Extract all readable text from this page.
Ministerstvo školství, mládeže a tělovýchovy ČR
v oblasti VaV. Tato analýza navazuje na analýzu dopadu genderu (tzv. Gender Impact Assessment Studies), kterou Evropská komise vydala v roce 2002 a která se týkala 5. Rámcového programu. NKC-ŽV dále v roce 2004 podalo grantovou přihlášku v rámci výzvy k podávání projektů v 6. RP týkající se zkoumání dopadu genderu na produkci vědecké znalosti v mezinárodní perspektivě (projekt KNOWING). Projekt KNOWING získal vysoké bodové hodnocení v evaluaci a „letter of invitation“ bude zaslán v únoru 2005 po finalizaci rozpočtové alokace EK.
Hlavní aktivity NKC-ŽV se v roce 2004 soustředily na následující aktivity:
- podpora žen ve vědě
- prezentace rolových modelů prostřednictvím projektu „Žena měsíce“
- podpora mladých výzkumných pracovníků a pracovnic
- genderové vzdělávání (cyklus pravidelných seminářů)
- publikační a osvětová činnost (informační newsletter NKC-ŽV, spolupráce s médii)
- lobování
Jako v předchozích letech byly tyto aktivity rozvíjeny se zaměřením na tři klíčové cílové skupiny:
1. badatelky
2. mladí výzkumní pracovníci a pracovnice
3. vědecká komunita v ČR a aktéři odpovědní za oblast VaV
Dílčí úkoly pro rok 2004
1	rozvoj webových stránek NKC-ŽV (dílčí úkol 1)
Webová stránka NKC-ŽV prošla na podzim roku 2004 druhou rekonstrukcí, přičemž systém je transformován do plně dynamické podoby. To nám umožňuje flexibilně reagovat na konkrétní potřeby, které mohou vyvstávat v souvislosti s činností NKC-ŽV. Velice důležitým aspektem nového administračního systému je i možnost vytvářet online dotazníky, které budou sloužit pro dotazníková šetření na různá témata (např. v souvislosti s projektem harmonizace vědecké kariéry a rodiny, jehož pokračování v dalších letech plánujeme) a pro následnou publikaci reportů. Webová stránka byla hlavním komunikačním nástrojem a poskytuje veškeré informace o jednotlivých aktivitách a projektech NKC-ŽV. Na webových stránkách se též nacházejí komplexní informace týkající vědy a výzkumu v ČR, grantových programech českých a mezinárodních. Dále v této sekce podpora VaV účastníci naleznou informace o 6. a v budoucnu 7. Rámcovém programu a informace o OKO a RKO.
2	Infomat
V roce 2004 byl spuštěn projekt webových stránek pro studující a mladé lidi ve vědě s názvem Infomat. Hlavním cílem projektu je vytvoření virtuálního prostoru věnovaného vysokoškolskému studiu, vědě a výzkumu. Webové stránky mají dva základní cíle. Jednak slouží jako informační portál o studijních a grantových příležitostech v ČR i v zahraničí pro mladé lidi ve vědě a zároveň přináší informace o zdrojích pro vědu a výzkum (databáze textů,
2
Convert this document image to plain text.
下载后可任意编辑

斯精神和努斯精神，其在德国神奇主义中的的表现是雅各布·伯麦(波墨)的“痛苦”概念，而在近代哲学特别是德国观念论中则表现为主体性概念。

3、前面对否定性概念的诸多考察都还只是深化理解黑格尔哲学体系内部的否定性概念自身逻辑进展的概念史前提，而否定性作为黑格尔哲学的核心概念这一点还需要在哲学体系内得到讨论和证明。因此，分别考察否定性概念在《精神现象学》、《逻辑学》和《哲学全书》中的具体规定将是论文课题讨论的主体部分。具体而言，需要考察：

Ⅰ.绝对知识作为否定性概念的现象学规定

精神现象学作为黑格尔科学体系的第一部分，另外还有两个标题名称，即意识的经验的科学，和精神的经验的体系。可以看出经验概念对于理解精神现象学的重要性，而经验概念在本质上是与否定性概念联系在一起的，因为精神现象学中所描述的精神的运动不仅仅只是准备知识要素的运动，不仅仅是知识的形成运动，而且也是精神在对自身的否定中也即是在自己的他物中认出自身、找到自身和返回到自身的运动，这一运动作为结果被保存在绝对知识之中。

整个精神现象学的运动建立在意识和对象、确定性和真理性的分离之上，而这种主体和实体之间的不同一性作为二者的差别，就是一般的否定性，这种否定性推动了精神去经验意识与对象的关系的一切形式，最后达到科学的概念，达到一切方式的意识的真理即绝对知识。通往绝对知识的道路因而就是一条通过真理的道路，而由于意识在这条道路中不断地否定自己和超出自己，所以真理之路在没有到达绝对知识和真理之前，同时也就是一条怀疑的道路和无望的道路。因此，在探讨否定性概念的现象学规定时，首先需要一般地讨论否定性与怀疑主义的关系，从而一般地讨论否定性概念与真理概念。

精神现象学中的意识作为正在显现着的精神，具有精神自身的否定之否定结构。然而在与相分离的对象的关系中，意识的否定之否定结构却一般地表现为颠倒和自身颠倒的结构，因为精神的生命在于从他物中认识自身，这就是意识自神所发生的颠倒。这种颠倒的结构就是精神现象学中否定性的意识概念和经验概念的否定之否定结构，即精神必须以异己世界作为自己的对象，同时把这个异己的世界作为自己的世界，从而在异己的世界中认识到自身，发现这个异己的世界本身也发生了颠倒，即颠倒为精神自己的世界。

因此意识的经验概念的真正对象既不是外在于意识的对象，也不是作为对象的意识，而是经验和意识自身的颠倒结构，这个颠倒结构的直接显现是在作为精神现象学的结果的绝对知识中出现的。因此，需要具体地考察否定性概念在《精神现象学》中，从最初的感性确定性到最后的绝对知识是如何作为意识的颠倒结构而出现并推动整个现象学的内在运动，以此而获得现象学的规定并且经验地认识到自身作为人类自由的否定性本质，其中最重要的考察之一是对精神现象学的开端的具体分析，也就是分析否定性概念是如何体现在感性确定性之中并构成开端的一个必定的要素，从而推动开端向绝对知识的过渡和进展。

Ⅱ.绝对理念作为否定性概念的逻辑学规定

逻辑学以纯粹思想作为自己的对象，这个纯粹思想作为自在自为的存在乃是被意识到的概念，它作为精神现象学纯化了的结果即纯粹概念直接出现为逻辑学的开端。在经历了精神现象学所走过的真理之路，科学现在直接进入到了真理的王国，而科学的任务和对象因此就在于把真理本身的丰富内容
========
▶ _Instruction_
Repeat all entries. Match them exactly.

▶ _Problem solution_
Extract all readable text from this page.
Ministerstvo školství, mládeže a tělovýchovy ČR
v oblasti VaV. Tato analýza navazuje na analýzu dopadu genderu (tzv. Gender Impact Assessment Studies), kterou Evropská komise vydala v roce 2002 a která se týkala 5. Rámcového programu. NKC-ŽV dále v roce 2004 podalo grantovou přihlášku v rámci výzvy k podávání projektů v 6. RP týkající se zkoumání dopadu genderu na produkci vědecké znalosti v mezinárodní perspektivě (projekt KNOWING). Projekt KNOWING získal vysoké bodové hodnocení v evaluaci a „letter of invitation“ bude zaslán v únoru 2005 po finalizaci rozpočtové alokace EK.
Hlavní aktivity NKC-ŽV se v roce 2004 soustředily na následující aktivity:
- podpora žen ve vědě
- prezentace rolových modelů prostřednictvím projektu „Žena měsíce“
- podpora mladých výzkumných pracovníků a pracovnic
- genderové vzdělávání (cyklus pravidelných seminářů)
- publikační a osvětová činnost (informační newsletter NKC-ŽV, spolupráce s médii)
- lobování
Jako v předchozích letech byly tyto aktivity rozvíjeny se zaměřením na tři klíčové cílové skupiny:
1. badatelky
2. mladí výzkumní pracovníci a pracovnice
3. vědecká komunita v ČR a aktéři odpovědní za oblast VaV
Dílčí úkoly pro rok 2004
1	rozvoj webových stránek NKC-ŽV (dílčí úkol 1)
Webová stránka NKC-ŽV prošla na podzim roku 2004 druhou rekonstrukcí, přičemž systém je transformován do plně dynamické podoby. To nám umožňuje flexibilně reagovat na konkrétní potřeby, které mohou vyvstávat v souvislosti s činností NKC-ŽV. Velice důležitým aspektem nového administračního systému je i možnost vytvářet online dotazníky, které budou sloužit pro dotazníková šetření na různá témata (např. v souvislosti s projektem harmonizace vědecké kariéry a rodiny, jehož pokračování v dalších letech plánujeme) a pro následnou publikaci reportů. Webová stránka byla hlavním komunikačním nástrojem a poskytuje veškeré informace o jednotlivých aktivitách a projektech NKC-ŽV. Na webových stránkách se též nacházejí komplexní informace týkající vědy a výzkumu v ČR, grantových programech českých a mezinárodních. Dále v této sekce podpora VaV účastníci naleznou informace o 6. a v budoucnu 7. Rámcovém programu a informace o OKO a RKO.
2	Infomat
V roce 2004 byl spuštěn projekt webových stránek pro studující a mladé lidi ve vědě s názvem Infomat. Hlavním cílem projektu je vytvoření virtuálního prostoru věnovaného vysokoškolskému studiu, vědě a výzkumu. Webové stránky mají dva základní cíle. Jednak slouží jako informační portál o studijních a grantových příležitostech v ČR i v zahraničí pro mladé lidi ve vědě a zároveň přináší informace o zdrojích pro vědu a výzkum (databáze textů,
2
Convert this document image to plain text.
下载后可任意编辑

斯精神和努斯精神，其在德国神奇主义中的的表现是雅各布·伯麦(波墨)的“痛苦”概念，而在近代哲学特别是德国观念论中则表现为主体性概念。

3、前面对否定性概念的诸多考察都还只是深化理解黑格尔哲学体系内部的否定性概念自身逻辑进展的概念史前提，而否定性作为黑格尔哲学的核心概念这一点还需要在哲学体系内得到讨论和证明。因此，分别考察否定性概念在《精神现象学》、《逻辑学》和《哲学全书》中的具体规定将是论文课题讨论的主体部分。具体而言，需要考察：

Ⅰ.绝对知识作为否定性概念的现象学规定

精神现象学作为黑格尔科学体系的第一部分，另外还有两个标题名称，即意识的经验的科学，和精神的经验的体系。可以看出经验概念对于理解精神现象学的重要性，而经验概念在本质上是与否定性概念联系在一起的，因为精神现象学中所描述的精神的运动不仅仅只是准备知识要素的运动，不仅仅是知识的形成运动，而且也是精神在对自身的否定中也即是在自己的他物中认出自身、找到自身和返回到自身的运动，这一运动作为结果被保存在绝对知识之中。

整个精神现象学的运动建立在意识和对象、确定性和真理性的分离之上，而这种主体和实体之间的不同一性作为二者的差别，就是一般的否定性，这种否定性推动了精神去经验意识与对象的关系的一切形式，最后达到科学的概念，达到一切方式的意识的真理即绝对知识。通往绝对知识的道路因而就是一条通过真理的道路，而由于意识在这条道路中不断地否定自己和超出自己，所以真理之路在没有到达绝对知识和真理之前，同时也就是一条怀疑的道路和无望的道路。因此，在探讨否定性概念的现象学规定时，首先需要一般地讨论否定性与怀疑主义的关系，从而一般地讨论否定性概念与真理概念。

精神现象学中的意识作为正在显现着的精神，具有精神自身的否定之否定结构。然而在与相分离的对象的关系中，意识的否定之否定结构却一般地表现为颠倒和自身颠倒的结构，因为精神的生命在于从他物中认识自身，这就是意识自神所发生的颠倒。这种颠倒的结构就是精神现象学中否定性的意识概念和经验概念的否定之否定结构，即精神必须以异己世界作为自己的对象，同时把这个异己的世界作为自己的世界，从而在异己的世界中认识到自身，发现这个异己的世界本身也发生了颠倒，即颠倒为精神自己的世界。

因此意识的经验概念的真正对象既不是外在于意识的对象，也不是作为对象的意识，而是经验和意识自身的颠倒结构，这个颠倒结构的直接显现是在作为精神现象学的结果的绝对知识中出现的。因此，需要具体地考察否定性概念在《精神现象学》中，从最初的感性确定性到最后的绝对知识是如何作为意识的颠倒结构而出现并推动整个现象学的内在运动，以此而获得现象学的规定并且经验地认识到自身作为人类自由的否定性本质，其中最重要的考察之一是对精神现象学的开端的具体分析，也就是分析否定性概念是如何体现在感性确定性之中并构成开端的一个必定的要素，从而推动开端向绝对知识的过渡和进展。

Ⅱ.绝对理念作为否定性概念的逻辑学规定

逻辑学以纯粹思想作为自己的对象，这个纯粹思想作为自在自为的存在乃是被意识到的概念，它作为精神现象学纯化了的结果即纯粹概念直接出现为逻辑学的开端。在经历了精神现象学所走过的真理之路，科学现在直接进入到了真理的王国，而科学的任务和对象因此就在于把真理本身的丰富内容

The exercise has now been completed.